_SOURCE MATERIAL_
* * *
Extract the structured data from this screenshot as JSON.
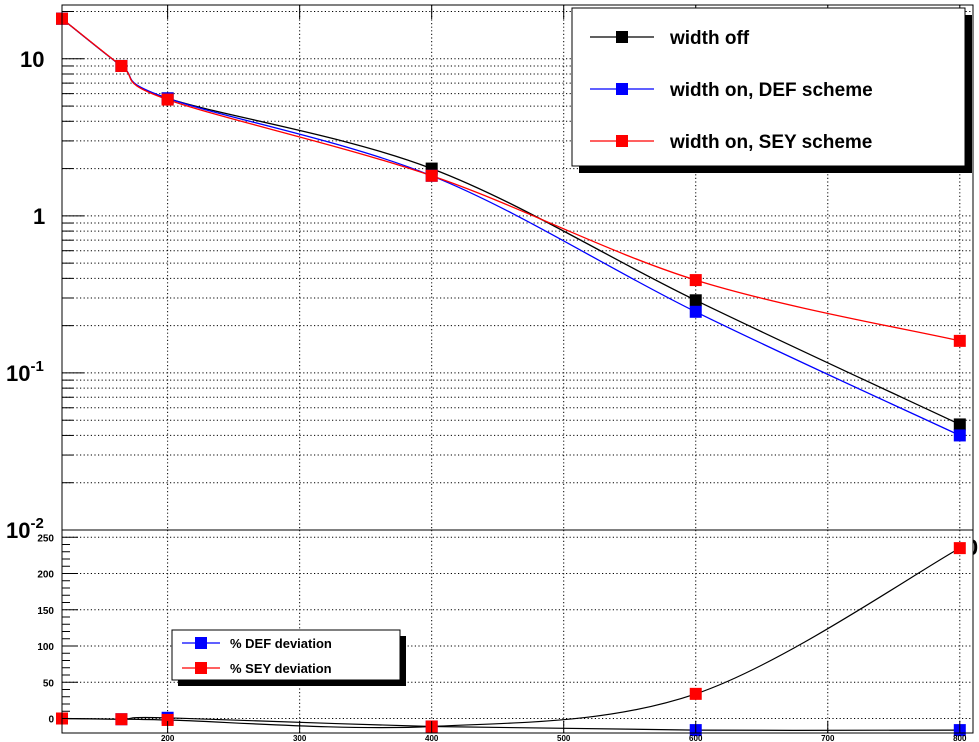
{
  "chart_data": [
    {
      "type": "line",
      "y_scale": "log",
      "xlim": [
        120,
        810
      ],
      "ylim": [
        0.01,
        22
      ],
      "grid": true,
      "legend_position": "top-right",
      "x_tick_labels": [
        "200",
        "300",
        "400",
        "500",
        "600",
        "700",
        "800"
      ],
      "y_tick_labels": [
        {
          "value": 10,
          "base": "10",
          "exp": ""
        },
        {
          "value": 1,
          "base": "1",
          "exp": ""
        },
        {
          "value": 0.1,
          "base": "10",
          "exp": "-1"
        },
        {
          "value": 0.01,
          "base": "10",
          "exp": "-2"
        }
      ],
      "x": [
        120,
        165,
        200,
        400,
        600,
        800
      ],
      "series": [
        {
          "name": "width off",
          "color": "#000000",
          "values": [
            18,
            9.0,
            5.6,
            2.0,
            0.29,
            0.047
          ]
        },
        {
          "name": "width on, DEF scheme",
          "color": "#0000ff",
          "values": [
            18,
            9.0,
            5.6,
            1.8,
            0.245,
            0.04
          ]
        },
        {
          "name": "width on, SEY scheme",
          "color": "#ff0000",
          "values": [
            18,
            9.0,
            5.5,
            1.8,
            0.39,
            0.16
          ]
        }
      ]
    },
    {
      "type": "line",
      "xlim": [
        120,
        810
      ],
      "ylim": [
        -20,
        260
      ],
      "grid": true,
      "legend_position": "middle-left",
      "x_tick_labels": [
        "200",
        "300",
        "400",
        "500",
        "600",
        "700",
        "800"
      ],
      "y_tick_labels": [
        "0",
        "50",
        "100",
        "150",
        "200",
        "250"
      ],
      "y_ticks": [
        0,
        50,
        100,
        150,
        200,
        250
      ],
      "x": [
        120,
        165,
        200,
        400,
        600,
        800
      ],
      "series": [
        {
          "name": "% DEF deviation",
          "color": "#0000ff",
          "values": [
            0,
            -1,
            1,
            -11,
            -16,
            -16
          ]
        },
        {
          "name": "% SEY deviation",
          "color": "#ff0000",
          "values": [
            0,
            -1,
            -2,
            -11,
            34,
            235
          ]
        }
      ]
    }
  ]
}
* * *
_GOAL_
Give every line of the material that includes the string "width".

_SOLUTION FOR THIS EXERCISE_
          "name": "width off",
          "name": "width on, DEF scheme",
          "name": "width on, SEY scheme",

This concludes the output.